## PROVIDED ENTRIES
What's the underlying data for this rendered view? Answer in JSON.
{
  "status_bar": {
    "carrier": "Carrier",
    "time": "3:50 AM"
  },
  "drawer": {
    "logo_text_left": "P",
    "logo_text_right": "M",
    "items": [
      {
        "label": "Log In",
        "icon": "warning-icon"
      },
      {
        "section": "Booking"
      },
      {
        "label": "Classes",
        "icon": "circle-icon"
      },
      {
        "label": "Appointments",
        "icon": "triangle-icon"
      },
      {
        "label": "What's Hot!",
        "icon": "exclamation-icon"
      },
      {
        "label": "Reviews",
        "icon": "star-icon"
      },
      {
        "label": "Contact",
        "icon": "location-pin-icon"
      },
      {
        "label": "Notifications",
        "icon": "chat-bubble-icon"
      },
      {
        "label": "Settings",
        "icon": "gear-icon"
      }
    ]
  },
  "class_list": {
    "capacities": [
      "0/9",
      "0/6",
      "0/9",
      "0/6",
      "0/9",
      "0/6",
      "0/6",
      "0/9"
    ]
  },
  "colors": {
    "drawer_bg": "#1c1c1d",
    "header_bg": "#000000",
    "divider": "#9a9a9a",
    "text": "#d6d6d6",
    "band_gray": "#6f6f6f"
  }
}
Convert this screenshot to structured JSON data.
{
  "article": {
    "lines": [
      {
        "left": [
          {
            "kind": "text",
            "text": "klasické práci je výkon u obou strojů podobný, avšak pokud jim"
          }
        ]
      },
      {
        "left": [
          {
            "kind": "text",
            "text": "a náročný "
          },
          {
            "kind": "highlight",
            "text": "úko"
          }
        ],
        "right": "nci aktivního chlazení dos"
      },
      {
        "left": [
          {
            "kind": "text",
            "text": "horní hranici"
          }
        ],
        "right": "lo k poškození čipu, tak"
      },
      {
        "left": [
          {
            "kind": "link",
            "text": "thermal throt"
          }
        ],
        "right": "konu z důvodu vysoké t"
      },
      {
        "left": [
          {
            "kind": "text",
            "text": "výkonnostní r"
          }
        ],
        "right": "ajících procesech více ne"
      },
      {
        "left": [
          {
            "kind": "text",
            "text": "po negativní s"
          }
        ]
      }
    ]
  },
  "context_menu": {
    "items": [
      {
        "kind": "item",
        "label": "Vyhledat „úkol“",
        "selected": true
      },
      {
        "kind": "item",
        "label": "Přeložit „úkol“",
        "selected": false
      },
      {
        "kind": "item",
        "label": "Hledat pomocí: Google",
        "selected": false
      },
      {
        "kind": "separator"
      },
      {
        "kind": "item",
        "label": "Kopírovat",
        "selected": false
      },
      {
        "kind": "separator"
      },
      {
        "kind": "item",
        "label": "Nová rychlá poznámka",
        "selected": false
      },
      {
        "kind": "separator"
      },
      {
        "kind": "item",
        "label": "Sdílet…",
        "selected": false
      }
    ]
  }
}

## GOAL
Emit the records above again, exactly, with no line skipped.

## TASK RESPONSE
What's the underlying data for this rendered view? Answer in JSON.
{
  "status_bar": {
    "carrier": "Carrier",
    "time": "3:50 AM"
  },
  "drawer": {
    "logo_text_left": "P",
    "logo_text_right": "M",
    "items": [
      {
        "label": "Log In",
        "icon": "warning-icon"
      },
      {
        "section": "Booking"
      },
      {
        "label": "Classes",
        "icon": "circle-icon"
      },
      {
        "label": "Appointments",
        "icon": "triangle-icon"
      },
      {
        "label": "What's Hot!",
        "icon": "exclamation-icon"
      },
      {
        "label": "Reviews",
        "icon": "star-icon"
      },
      {
        "label": "Contact",
        "icon": "location-pin-icon"
      },
      {
        "label": "Notifications",
        "icon": "chat-bubble-icon"
      },
      {
        "label": "Settings",
        "icon": "gear-icon"
      }
    ]
  },
  "class_list": {
    "capacities": [
      "0/9",
      "0/6",
      "0/9",
      "0/6",
      "0/9",
      "0/6",
      "0/6",
      "0/9"
    ]
  },
  "colors": {
    "drawer_bg": "#1c1c1d",
    "header_bg": "#000000",
    "divider": "#9a9a9a",
    "text": "#d6d6d6",
    "band_gray": "#6f6f6f"
  }
}
Convert this screenshot to structured JSON data.
{
  "article": {
    "lines": [
      {
        "left": [
          {
            "kind": "text",
            "text": "klasické práci je výkon u obou strojů podobný, avšak pokud jim"
          }
        ]
      },
      {
        "left": [
          {
            "kind": "text",
            "text": "a náročný "
          },
          {
            "kind": "highlight",
            "text": "úko"
          }
        ],
        "right": "nci aktivního chlazení dos"
      },
      {
        "left": [
          {
            "kind": "text",
            "text": "horní hranici"
          }
        ],
        "right": "lo k poškození čipu, tak"
      },
      {
        "left": [
          {
            "kind": "link",
            "text": "thermal throt"
          }
        ],
        "right": "konu z důvodu vysoké t"
      },
      {
        "left": [
          {
            "kind": "text",
            "text": "výkonnostní r"
          }
        ],
        "right": "ajících procesech více ne"
      },
      {
        "left": [
          {
            "kind": "text",
            "text": "po negativní s"
          }
        ]
      }
    ]
  },
  "context_menu": {
    "items": [
      {
        "kind": "item",
        "label": "Vyhledat „úkol“",
        "selected": true
      },
      {
        "kind": "item",
        "label": "Přeložit „úkol“",
        "selected": false
      },
      {
        "kind": "item",
        "label": "Hledat pomocí: Google",
        "selected": false
      },
      {
        "kind": "separator"
      },
      {
        "kind": "item",
        "label": "Kopírovat",
        "selected": false
      },
      {
        "kind": "separator"
      },
      {
        "kind": "item",
        "label": "Nová rychlá poznámka",
        "selected": false
      },
      {
        "kind": "separator"
      },
      {
        "kind": "item",
        "label": "Sdílet…",
        "selected": false
      }
    ]
  }
}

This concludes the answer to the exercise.